Print out every record exactly as it appears.

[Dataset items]
■ ■ ■ ■ ■

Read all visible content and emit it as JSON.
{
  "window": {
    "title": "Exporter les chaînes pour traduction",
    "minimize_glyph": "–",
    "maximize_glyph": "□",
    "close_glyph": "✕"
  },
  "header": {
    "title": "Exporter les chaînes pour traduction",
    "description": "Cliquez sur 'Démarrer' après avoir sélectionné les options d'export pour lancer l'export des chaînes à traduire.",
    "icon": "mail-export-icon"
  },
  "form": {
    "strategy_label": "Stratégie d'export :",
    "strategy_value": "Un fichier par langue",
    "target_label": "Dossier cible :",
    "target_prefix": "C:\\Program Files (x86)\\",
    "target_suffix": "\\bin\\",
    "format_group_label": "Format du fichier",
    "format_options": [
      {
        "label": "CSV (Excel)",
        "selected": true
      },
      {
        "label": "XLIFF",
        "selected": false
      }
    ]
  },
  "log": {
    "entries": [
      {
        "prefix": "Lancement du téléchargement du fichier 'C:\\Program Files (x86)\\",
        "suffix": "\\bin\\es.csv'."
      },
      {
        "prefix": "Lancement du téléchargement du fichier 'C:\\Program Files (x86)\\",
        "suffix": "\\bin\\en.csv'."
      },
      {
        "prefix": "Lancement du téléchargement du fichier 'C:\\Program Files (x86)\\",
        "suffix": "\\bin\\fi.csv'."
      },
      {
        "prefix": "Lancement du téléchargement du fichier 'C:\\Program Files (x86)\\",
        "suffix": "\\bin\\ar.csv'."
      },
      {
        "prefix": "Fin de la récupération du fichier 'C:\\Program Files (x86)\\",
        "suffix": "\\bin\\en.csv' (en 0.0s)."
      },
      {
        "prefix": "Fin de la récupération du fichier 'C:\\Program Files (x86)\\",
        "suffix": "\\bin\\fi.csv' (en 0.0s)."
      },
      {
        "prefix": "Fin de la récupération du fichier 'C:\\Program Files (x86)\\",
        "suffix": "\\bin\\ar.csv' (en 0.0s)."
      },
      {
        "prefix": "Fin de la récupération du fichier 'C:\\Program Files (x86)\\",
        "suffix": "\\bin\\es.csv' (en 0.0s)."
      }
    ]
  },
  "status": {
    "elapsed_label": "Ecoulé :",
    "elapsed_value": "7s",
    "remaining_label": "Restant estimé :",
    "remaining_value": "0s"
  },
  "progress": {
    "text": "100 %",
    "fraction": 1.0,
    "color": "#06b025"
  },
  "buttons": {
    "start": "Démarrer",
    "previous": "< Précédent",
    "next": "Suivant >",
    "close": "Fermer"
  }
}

■ ■ ■ ■ ■

▸ **TASK RESPONSE**
Read all visible content and emit it as JSON.
{
  "window": {
    "title": "Exporter les chaînes pour traduction",
    "minimize_glyph": "–",
    "maximize_glyph": "□",
    "close_glyph": "✕"
  },
  "header": {
    "title": "Exporter les chaînes pour traduction",
    "description": "Cliquez sur 'Démarrer' après avoir sélectionné les options d'export pour lancer l'export des chaînes à traduire.",
    "icon": "mail-export-icon"
  },
  "form": {
    "strategy_label": "Stratégie d'export :",
    "strategy_value": "Un fichier par langue",
    "target_label": "Dossier cible :",
    "target_prefix": "C:\\Program Files (x86)\\",
    "target_suffix": "\\bin\\",
    "format_group_label": "Format du fichier",
    "format_options": [
      {
        "label": "CSV (Excel)",
        "selected": true
      },
      {
        "label": "XLIFF",
        "selected": false
      }
    ]
  },
  "log": {
    "entries": [
      {
        "prefix": "Lancement du téléchargement du fichier 'C:\\Program Files (x86)\\",
        "suffix": "\\bin\\es.csv'."
      },
      {
        "prefix": "Lancement du téléchargement du fichier 'C:\\Program Files (x86)\\",
        "suffix": "\\bin\\en.csv'."
      },
      {
        "prefix": "Lancement du téléchargement du fichier 'C:\\Program Files (x86)\\",
        "suffix": "\\bin\\fi.csv'."
      },
      {
        "prefix": "Lancement du téléchargement du fichier 'C:\\Program Files (x86)\\",
        "suffix": "\\bin\\ar.csv'."
      },
      {
        "prefix": "Fin de la récupération du fichier 'C:\\Program Files (x86)\\",
        "suffix": "\\bin\\en.csv' (en 0.0s)."
      },
      {
        "prefix": "Fin de la récupération du fichier 'C:\\Program Files (x86)\\",
        "suffix": "\\bin\\fi.csv' (en 0.0s)."
      },
      {
        "prefix": "Fin de la récupération du fichier 'C:\\Program Files (x86)\\",
        "suffix": "\\bin\\ar.csv' (en 0.0s)."
      },
      {
        "prefix": "Fin de la récupération du fichier 'C:\\Program Files (x86)\\",
        "suffix": "\\bin\\es.csv' (en 0.0s)."
      }
    ]
  },
  "status": {
    "elapsed_label": "Ecoulé :",
    "elapsed_value": "7s",
    "remaining_label": "Restant estimé :",
    "remaining_value": "0s"
  },
  "progress": {
    "text": "100 %",
    "fraction": 1.0,
    "color": "#06b025"
  },
  "buttons": {
    "start": "Démarrer",
    "previous": "< Précédent",
    "next": "Suivant >",
    "close": "Fermer"
  }
}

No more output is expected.